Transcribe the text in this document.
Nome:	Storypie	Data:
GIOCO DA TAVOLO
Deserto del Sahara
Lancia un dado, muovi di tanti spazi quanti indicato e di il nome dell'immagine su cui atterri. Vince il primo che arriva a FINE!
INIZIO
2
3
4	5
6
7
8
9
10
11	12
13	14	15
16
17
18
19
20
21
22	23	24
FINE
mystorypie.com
━━━
■ **WHAT IS NEEDED**
Each line that has the word "FINE" should be copied.

■ **TASK SOLUTION**
Lancia un dado, muovi di tanti spazi quanti indicato e di il nome dell'immagine su cui atterri. Vince il primo che arriva a FINE!
FINE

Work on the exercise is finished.